### DO THIS
Copy all lines that contain the word "flag".

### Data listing
::::::::::
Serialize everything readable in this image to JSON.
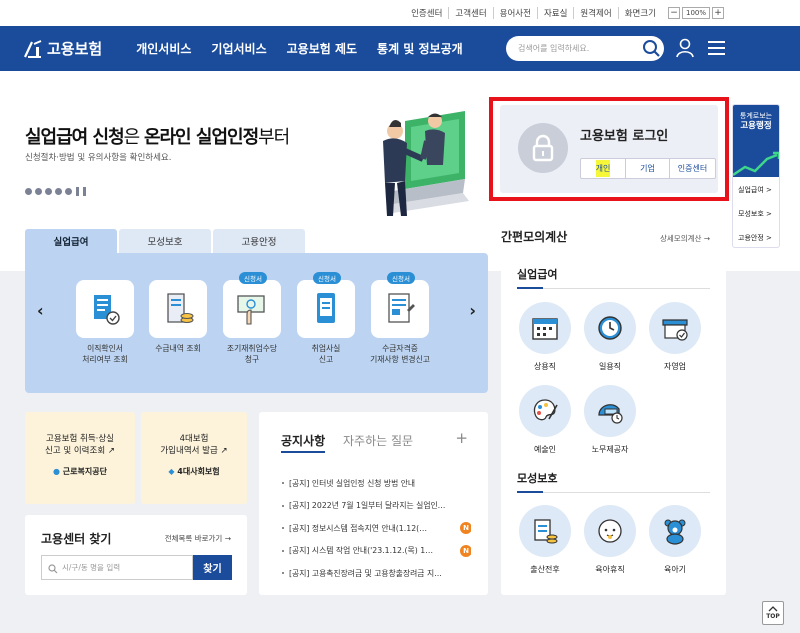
{
  "util": {
    "items": [
      "인증센터",
      "고객센터",
      "용어사전",
      "자료실",
      "원격제어",
      "화면크기"
    ],
    "zoom_minus": "−",
    "zoom_value": "100%",
    "zoom_plus": "+"
  },
  "gnb": {
    "logo": "고용보험",
    "menu": [
      "개인서비스",
      "기업서비스",
      "고용보험 제도",
      "통계 및 정보공개"
    ],
    "search_placeholder": "검색어를 입력하세요."
  },
  "hero": {
    "title_a": "실업급여 신청",
    "title_b": "은 ",
    "title_c": "온라인 실업인정",
    "title_d": "부터",
    "subtitle": "신청절차·방법 및 유의사항을 확인하세요."
  },
  "login": {
    "title": "고용보험 로그인",
    "buttons": [
      "개인",
      "기업",
      "인증센터"
    ],
    "highlight_color": "#f7f73a",
    "frame_color": "#e8121a"
  },
  "stat": {
    "line1": "통계로보는",
    "line2": "고용행정",
    "links": [
      "실업급여 >",
      "모성보호 >",
      "고용안정 >"
    ]
  },
  "tabs": [
    "실업급여",
    "모성보호",
    "고용안정"
  ],
  "services": [
    {
      "label1": "이직확인서",
      "label2": "처리여부 조회",
      "tag": ""
    },
    {
      "label1": "수급내역 조회",
      "label2": "",
      "tag": ""
    },
    {
      "label1": "조기재취업수당",
      "label2": "청구",
      "tag": "신청서"
    },
    {
      "label1": "취업사실",
      "label2": "신고",
      "tag": "신청서"
    },
    {
      "label1": "수급자격증",
      "label2": "기재사항 변경신고",
      "tag": "신청서"
    }
  ],
  "cards": [
    {
      "l1": "고용보험 취득·상실",
      "l2": "신고 및 이력조회",
      "org": "근로복지공단"
    },
    {
      "l1": "4대보험",
      "l2": "가입내역서 발급",
      "org": "4대사회보험"
    }
  ],
  "find": {
    "title": "고용센터 찾기",
    "link": "전체목록 바로가기",
    "placeholder": "시/구/동 명을 입력",
    "button": "찾기"
  },
  "notice": {
    "tab1": "공지사항",
    "tab2": "자주하는 질문",
    "more": "+",
    "items": [
      "[공지] 인터넷 실업인정 신청 방법 안내",
      "[공지] 2022년 7월 1일부터 달라지는 실업인…",
      "[공지] 정보시스템 접속지연 안내(1.12(…",
      "[공지] 시스템 작업 안내('23.1.12.(목) 1…",
      "[공지] 고용촉진장려금 및 고용창출장려금 지…"
    ],
    "new_badge": "N"
  },
  "calc": {
    "title": "간편모의계산",
    "link": "상세모의계산",
    "sec1": "실업급여",
    "sec2": "모성보호",
    "row1": [
      "상용직",
      "일용직",
      "자영업"
    ],
    "row2": [
      "예술인",
      "노무제공자"
    ],
    "row3": [
      "출산전후",
      "육아휴직",
      "육아기"
    ]
  },
  "top": "TOP"
}
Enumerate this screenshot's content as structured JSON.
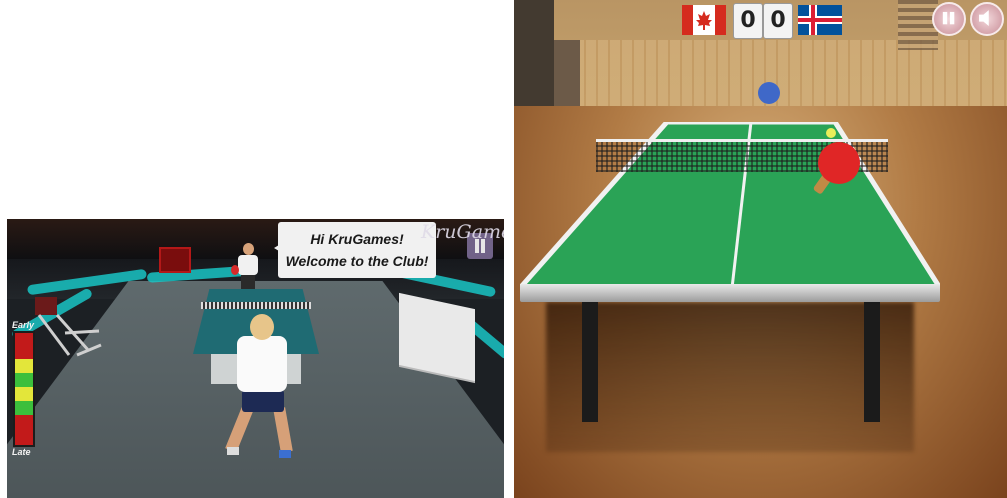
{
  "left_screen": {
    "speech_bubble": {
      "line1": "Hi KruGames!",
      "line2": "Welcome to the Club!"
    },
    "watermark": "KruGames",
    "timing_meter": {
      "top_label": "Early",
      "bottom_label": "Late",
      "segments": [
        "red",
        "yellow",
        "green",
        "yellow",
        "green",
        "red"
      ]
    },
    "icons": {
      "pause": "pause-icon"
    }
  },
  "right_screen": {
    "scoreboard": {
      "left_flag": "canada-flag",
      "right_flag": "iceland-flag",
      "left_score": "0",
      "right_score": "0"
    },
    "icons": {
      "pause": "pause-icon",
      "sound": "speaker-icon"
    }
  },
  "colors": {
    "table_green": "#2aa356",
    "meter_red": "#c21a1a",
    "meter_yellow": "#e3e63a",
    "meter_green": "#3cbf3c",
    "accent_teal": "#19c4c4"
  }
}
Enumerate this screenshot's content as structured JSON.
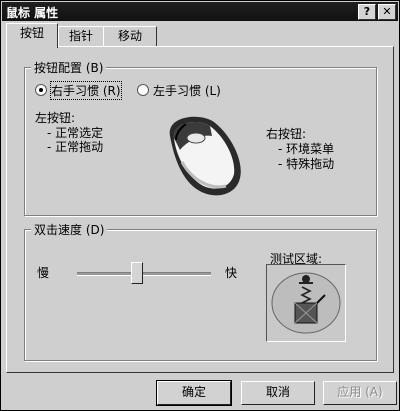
{
  "window": {
    "title": "鼠标 属性",
    "help_glyph": "?",
    "close_glyph": "✕"
  },
  "tabs": [
    {
      "label": "按钮"
    },
    {
      "label": "指针"
    },
    {
      "label": "移动"
    }
  ],
  "button_config": {
    "group_label": "按钮配置 (B)",
    "right_handed_label": "右手习惯 (R)",
    "left_handed_label": "左手习惯 (L)",
    "selected": "右手习惯 (R)",
    "left_button_title": "左按钮:",
    "left_button_items": [
      "- 正常选定",
      "- 正常拖动"
    ],
    "right_button_title": "右按钮:",
    "right_button_items": [
      "- 环境菜单",
      "- 特殊拖动"
    ]
  },
  "double_click": {
    "group_label": "双击速度 (D)",
    "slow_label": "慢",
    "fast_label": "快",
    "speed_value": 0.45,
    "test_area_label": "测试区域:"
  },
  "buttons": {
    "ok": "确定",
    "cancel": "取消",
    "apply": "应用 (A)"
  }
}
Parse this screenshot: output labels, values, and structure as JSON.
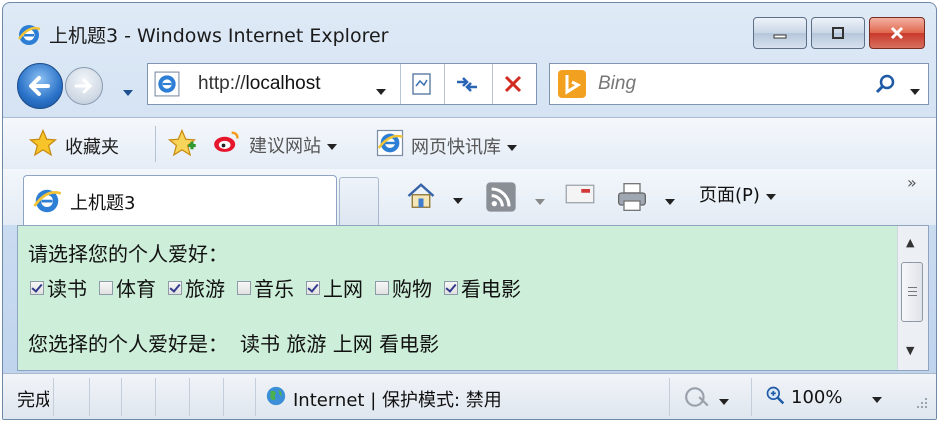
{
  "window": {
    "title": "上机题3 - Windows Internet Explorer",
    "controls": {
      "minimize": "minimize-icon",
      "maximize": "maximize-icon",
      "close": "close-icon"
    }
  },
  "address_bar": {
    "url_prefix": "http://",
    "url_host": "localhost"
  },
  "search": {
    "placeholder": "Bing"
  },
  "favorites_bar": {
    "favorites_label": "收藏夹",
    "suggested_sites": "建议网站",
    "web_slice_gallery": "网页快讯库"
  },
  "tabs": [
    {
      "label": "上机题3"
    }
  ],
  "command_bar": {
    "page_menu": "页面(P)"
  },
  "page": {
    "prompt": "请选择您的个人爱好：",
    "hobbies": [
      {
        "label": "读书",
        "checked": true
      },
      {
        "label": "体育",
        "checked": false
      },
      {
        "label": "旅游",
        "checked": true
      },
      {
        "label": "音乐",
        "checked": false
      },
      {
        "label": "上网",
        "checked": true
      },
      {
        "label": "购物",
        "checked": false
      },
      {
        "label": "看电影",
        "checked": true
      }
    ],
    "result_label": "您选择的个人爱好是：",
    "result_values": "读书 旅游 上网 看电影"
  },
  "status_bar": {
    "status_text": "完成",
    "zone": "Internet | 保护模式: 禁用",
    "zoom": "100%"
  },
  "colors": {
    "page_background": "#cdeed9",
    "close_button": "#d2452f",
    "chrome": "#c8daf0"
  }
}
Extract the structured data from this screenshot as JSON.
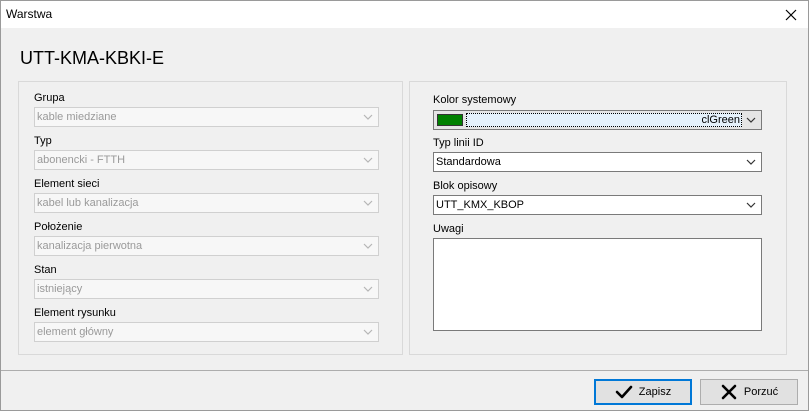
{
  "window": {
    "title": "Warstwa"
  },
  "header": {
    "title": "UTT-KMA-KBKI-E"
  },
  "left_panel": {
    "fields": [
      {
        "label": "Grupa",
        "value": "kable miedziane"
      },
      {
        "label": "Typ",
        "value": "abonencki - FTTH"
      },
      {
        "label": "Element sieci",
        "value": "kabel lub kanalizacja"
      },
      {
        "label": "Położenie",
        "value": "kanalizacja pierwotna"
      },
      {
        "label": "Stan",
        "value": "istniejący"
      },
      {
        "label": "Element rysunku",
        "value": "element główny"
      }
    ]
  },
  "right_panel": {
    "color": {
      "label": "Kolor systemowy",
      "value": "clGreen",
      "swatch": "#008000"
    },
    "line_type": {
      "label": "Typ linii ID",
      "value": "Standardowa"
    },
    "block": {
      "label": "Blok opisowy",
      "value": "UTT_KMX_KBOP"
    },
    "notes": {
      "label": "Uwagi",
      "value": ""
    }
  },
  "buttons": {
    "save": {
      "label": "Zapisz",
      "icon": "checkmark-icon"
    },
    "cancel": {
      "label": "Porzuć",
      "icon": "x-icon"
    }
  }
}
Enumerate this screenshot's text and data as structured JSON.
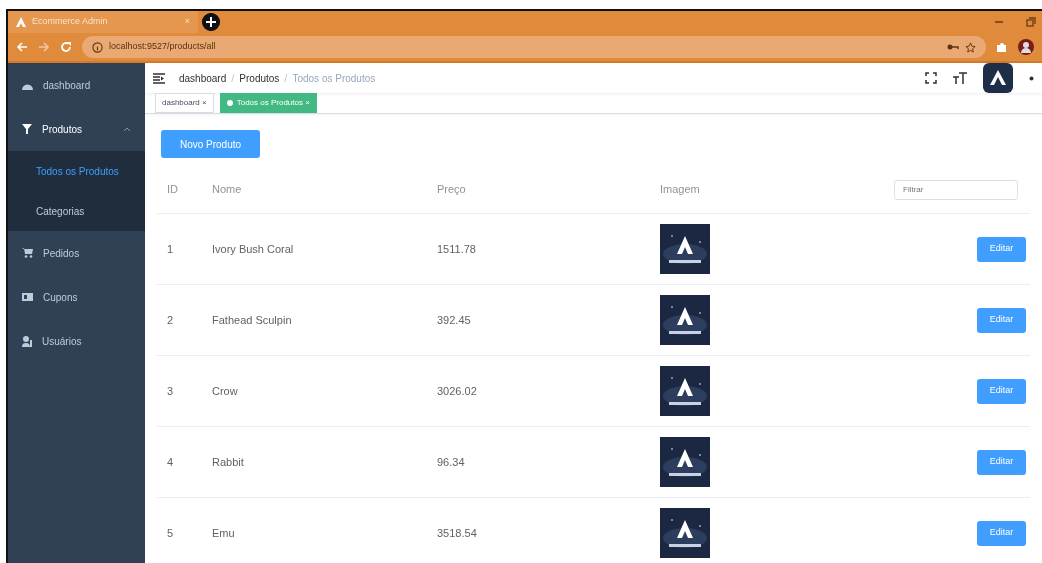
{
  "browser": {
    "tab_title": "Ecommerce Admin",
    "tab_close": "×",
    "url": "localhost:9527/products/all"
  },
  "sidebar": {
    "items": [
      {
        "label": "dashboard",
        "selected": false
      },
      {
        "label": "Produtos",
        "selected": false,
        "expanded": true,
        "children": [
          {
            "label": "Todos os Produtos",
            "selected": true
          },
          {
            "label": "Categorias",
            "selected": false
          }
        ]
      },
      {
        "label": "Pedidos",
        "selected": false
      },
      {
        "label": "Cupons",
        "selected": false
      },
      {
        "label": "Usuários",
        "selected": false
      }
    ]
  },
  "breadcrumb": {
    "items": [
      "dashboard",
      "Produtos",
      "Todos os Produtos"
    ],
    "separator": "/"
  },
  "tags": [
    {
      "label": "dashboard",
      "selected": false,
      "close": "×"
    },
    {
      "label": "Todos os Produtos",
      "selected": true,
      "close": "×"
    }
  ],
  "new_button": "Novo Produto",
  "table": {
    "columns": [
      "ID",
      "Nome",
      "Preço",
      "Imagem"
    ],
    "filter": {
      "placeholder": "Filtrar"
    },
    "rows": [
      {
        "id": "1",
        "name": "Ivory Bush Coral",
        "price": "1511.78",
        "action": "Editar"
      },
      {
        "id": "2",
        "name": "Fathead Sculpin",
        "price": "392.45",
        "action": "Editar"
      },
      {
        "id": "3",
        "name": "Crow",
        "price": "3026.02",
        "action": "Editar"
      },
      {
        "id": "4",
        "name": "Rabbit",
        "price": "96.34",
        "action": "Editar"
      },
      {
        "id": "5",
        "name": "Emu",
        "price": "3518.54",
        "action": "Editar"
      }
    ]
  }
}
::::::::::
### WRITTEN RESPONSE
      "left_flag": "canada-flag",
      "right_flag": "iceland-flag",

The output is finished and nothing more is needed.